» AIM OF THE EXERCISE
Reproduce all entries word for word.

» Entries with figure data
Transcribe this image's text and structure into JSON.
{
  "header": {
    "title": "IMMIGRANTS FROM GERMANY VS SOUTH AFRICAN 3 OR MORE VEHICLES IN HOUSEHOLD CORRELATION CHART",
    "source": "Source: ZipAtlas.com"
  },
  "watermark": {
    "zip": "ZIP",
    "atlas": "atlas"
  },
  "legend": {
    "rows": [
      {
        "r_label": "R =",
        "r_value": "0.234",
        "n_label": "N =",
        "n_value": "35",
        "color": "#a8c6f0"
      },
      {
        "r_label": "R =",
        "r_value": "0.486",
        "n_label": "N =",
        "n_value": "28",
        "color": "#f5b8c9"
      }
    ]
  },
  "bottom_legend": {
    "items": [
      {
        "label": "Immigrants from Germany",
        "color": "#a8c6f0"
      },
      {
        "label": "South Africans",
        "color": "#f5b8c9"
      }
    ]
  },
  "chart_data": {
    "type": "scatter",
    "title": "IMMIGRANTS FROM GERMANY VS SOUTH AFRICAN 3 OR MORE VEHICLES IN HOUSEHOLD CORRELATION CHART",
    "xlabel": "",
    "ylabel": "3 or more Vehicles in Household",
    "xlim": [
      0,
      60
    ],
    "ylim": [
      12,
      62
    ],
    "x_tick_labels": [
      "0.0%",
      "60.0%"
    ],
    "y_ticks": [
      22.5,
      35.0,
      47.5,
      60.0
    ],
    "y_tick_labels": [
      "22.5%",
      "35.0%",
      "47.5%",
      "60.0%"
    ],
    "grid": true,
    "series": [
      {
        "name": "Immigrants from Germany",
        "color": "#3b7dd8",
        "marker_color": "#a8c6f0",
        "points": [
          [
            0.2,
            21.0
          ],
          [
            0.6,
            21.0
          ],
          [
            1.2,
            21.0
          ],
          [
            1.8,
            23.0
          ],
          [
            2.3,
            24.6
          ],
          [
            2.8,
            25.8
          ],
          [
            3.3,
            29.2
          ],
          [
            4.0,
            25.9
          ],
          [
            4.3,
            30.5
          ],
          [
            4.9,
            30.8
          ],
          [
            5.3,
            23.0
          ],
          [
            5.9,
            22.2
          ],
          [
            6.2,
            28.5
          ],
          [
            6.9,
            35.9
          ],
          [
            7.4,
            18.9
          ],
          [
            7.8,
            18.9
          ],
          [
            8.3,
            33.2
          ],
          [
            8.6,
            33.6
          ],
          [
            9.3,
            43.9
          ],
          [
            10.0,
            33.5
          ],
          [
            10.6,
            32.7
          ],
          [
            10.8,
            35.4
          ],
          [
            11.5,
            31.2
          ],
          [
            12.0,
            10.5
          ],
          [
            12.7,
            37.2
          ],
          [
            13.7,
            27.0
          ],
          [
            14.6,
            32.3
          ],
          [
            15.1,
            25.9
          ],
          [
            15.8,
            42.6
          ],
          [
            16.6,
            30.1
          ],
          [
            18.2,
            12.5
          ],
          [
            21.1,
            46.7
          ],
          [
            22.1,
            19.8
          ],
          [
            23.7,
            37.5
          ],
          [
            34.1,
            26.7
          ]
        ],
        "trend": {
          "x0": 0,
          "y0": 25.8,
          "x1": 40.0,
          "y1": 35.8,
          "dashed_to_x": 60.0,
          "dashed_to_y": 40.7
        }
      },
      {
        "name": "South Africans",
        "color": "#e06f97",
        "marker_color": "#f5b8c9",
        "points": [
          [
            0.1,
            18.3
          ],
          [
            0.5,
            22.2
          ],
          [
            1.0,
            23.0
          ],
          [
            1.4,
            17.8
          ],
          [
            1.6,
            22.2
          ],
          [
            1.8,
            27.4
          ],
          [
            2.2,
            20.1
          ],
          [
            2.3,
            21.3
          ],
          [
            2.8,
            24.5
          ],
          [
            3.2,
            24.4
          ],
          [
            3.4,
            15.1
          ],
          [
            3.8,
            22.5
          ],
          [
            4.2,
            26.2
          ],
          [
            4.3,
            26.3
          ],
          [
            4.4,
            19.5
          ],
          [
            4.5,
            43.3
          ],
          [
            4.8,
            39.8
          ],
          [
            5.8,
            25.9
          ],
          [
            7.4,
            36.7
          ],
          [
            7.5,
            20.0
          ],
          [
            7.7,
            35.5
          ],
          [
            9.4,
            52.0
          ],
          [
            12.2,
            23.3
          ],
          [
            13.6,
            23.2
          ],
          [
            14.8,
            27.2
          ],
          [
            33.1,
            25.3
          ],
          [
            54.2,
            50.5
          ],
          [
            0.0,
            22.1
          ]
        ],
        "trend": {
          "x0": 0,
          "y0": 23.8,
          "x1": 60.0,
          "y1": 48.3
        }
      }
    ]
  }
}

» REPLY
Transcribe this image's text and structure into JSON.
{
  "header": {
    "title": "IMMIGRANTS FROM GERMANY VS SOUTH AFRICAN 3 OR MORE VEHICLES IN HOUSEHOLD CORRELATION CHART",
    "source": "Source: ZipAtlas.com"
  },
  "watermark": {
    "zip": "ZIP",
    "atlas": "atlas"
  },
  "legend": {
    "rows": [
      {
        "r_label": "R =",
        "r_value": "0.234",
        "n_label": "N =",
        "n_value": "35",
        "color": "#a8c6f0"
      },
      {
        "r_label": "R =",
        "r_value": "0.486",
        "n_label": "N =",
        "n_value": "28",
        "color": "#f5b8c9"
      }
    ]
  },
  "bottom_legend": {
    "items": [
      {
        "label": "Immigrants from Germany",
        "color": "#a8c6f0"
      },
      {
        "label": "South Africans",
        "color": "#f5b8c9"
      }
    ]
  },
  "chart_data": {
    "type": "scatter",
    "title": "IMMIGRANTS FROM GERMANY VS SOUTH AFRICAN 3 OR MORE VEHICLES IN HOUSEHOLD CORRELATION CHART",
    "xlabel": "",
    "ylabel": "3 or more Vehicles in Household",
    "xlim": [
      0,
      60
    ],
    "ylim": [
      12,
      62
    ],
    "x_tick_labels": [
      "0.0%",
      "60.0%"
    ],
    "y_ticks": [
      22.5,
      35.0,
      47.5,
      60.0
    ],
    "y_tick_labels": [
      "22.5%",
      "35.0%",
      "47.5%",
      "60.0%"
    ],
    "grid": true,
    "series": [
      {
        "name": "Immigrants from Germany",
        "color": "#3b7dd8",
        "marker_color": "#a8c6f0",
        "points": [
          [
            0.2,
            21.0
          ],
          [
            0.6,
            21.0
          ],
          [
            1.2,
            21.0
          ],
          [
            1.8,
            23.0
          ],
          [
            2.3,
            24.6
          ],
          [
            2.8,
            25.8
          ],
          [
            3.3,
            29.2
          ],
          [
            4.0,
            25.9
          ],
          [
            4.3,
            30.5
          ],
          [
            4.9,
            30.8
          ],
          [
            5.3,
            23.0
          ],
          [
            5.9,
            22.2
          ],
          [
            6.2,
            28.5
          ],
          [
            6.9,
            35.9
          ],
          [
            7.4,
            18.9
          ],
          [
            7.8,
            18.9
          ],
          [
            8.3,
            33.2
          ],
          [
            8.6,
            33.6
          ],
          [
            9.3,
            43.9
          ],
          [
            10.0,
            33.5
          ],
          [
            10.6,
            32.7
          ],
          [
            10.8,
            35.4
          ],
          [
            11.5,
            31.2
          ],
          [
            12.0,
            10.5
          ],
          [
            12.7,
            37.2
          ],
          [
            13.7,
            27.0
          ],
          [
            14.6,
            32.3
          ],
          [
            15.1,
            25.9
          ],
          [
            15.8,
            42.6
          ],
          [
            16.6,
            30.1
          ],
          [
            18.2,
            12.5
          ],
          [
            21.1,
            46.7
          ],
          [
            22.1,
            19.8
          ],
          [
            23.7,
            37.5
          ],
          [
            34.1,
            26.7
          ]
        ],
        "trend": {
          "x0": 0,
          "y0": 25.8,
          "x1": 40.0,
          "y1": 35.8,
          "dashed_to_x": 60.0,
          "dashed_to_y": 40.7
        }
      },
      {
        "name": "South Africans",
        "color": "#e06f97",
        "marker_color": "#f5b8c9",
        "points": [
          [
            0.1,
            18.3
          ],
          [
            0.5,
            22.2
          ],
          [
            1.0,
            23.0
          ],
          [
            1.4,
            17.8
          ],
          [
            1.6,
            22.2
          ],
          [
            1.8,
            27.4
          ],
          [
            2.2,
            20.1
          ],
          [
            2.3,
            21.3
          ],
          [
            2.8,
            24.5
          ],
          [
            3.2,
            24.4
          ],
          [
            3.4,
            15.1
          ],
          [
            3.8,
            22.5
          ],
          [
            4.2,
            26.2
          ],
          [
            4.3,
            26.3
          ],
          [
            4.4,
            19.5
          ],
          [
            4.5,
            43.3
          ],
          [
            4.8,
            39.8
          ],
          [
            5.8,
            25.9
          ],
          [
            7.4,
            36.7
          ],
          [
            7.5,
            20.0
          ],
          [
            7.7,
            35.5
          ],
          [
            9.4,
            52.0
          ],
          [
            12.2,
            23.3
          ],
          [
            13.6,
            23.2
          ],
          [
            14.8,
            27.2
          ],
          [
            33.1,
            25.3
          ],
          [
            54.2,
            50.5
          ],
          [
            0.0,
            22.1
          ]
        ],
        "trend": {
          "x0": 0,
          "y0": 23.8,
          "x1": 60.0,
          "y1": 48.3
        }
      }
    ]
  }
}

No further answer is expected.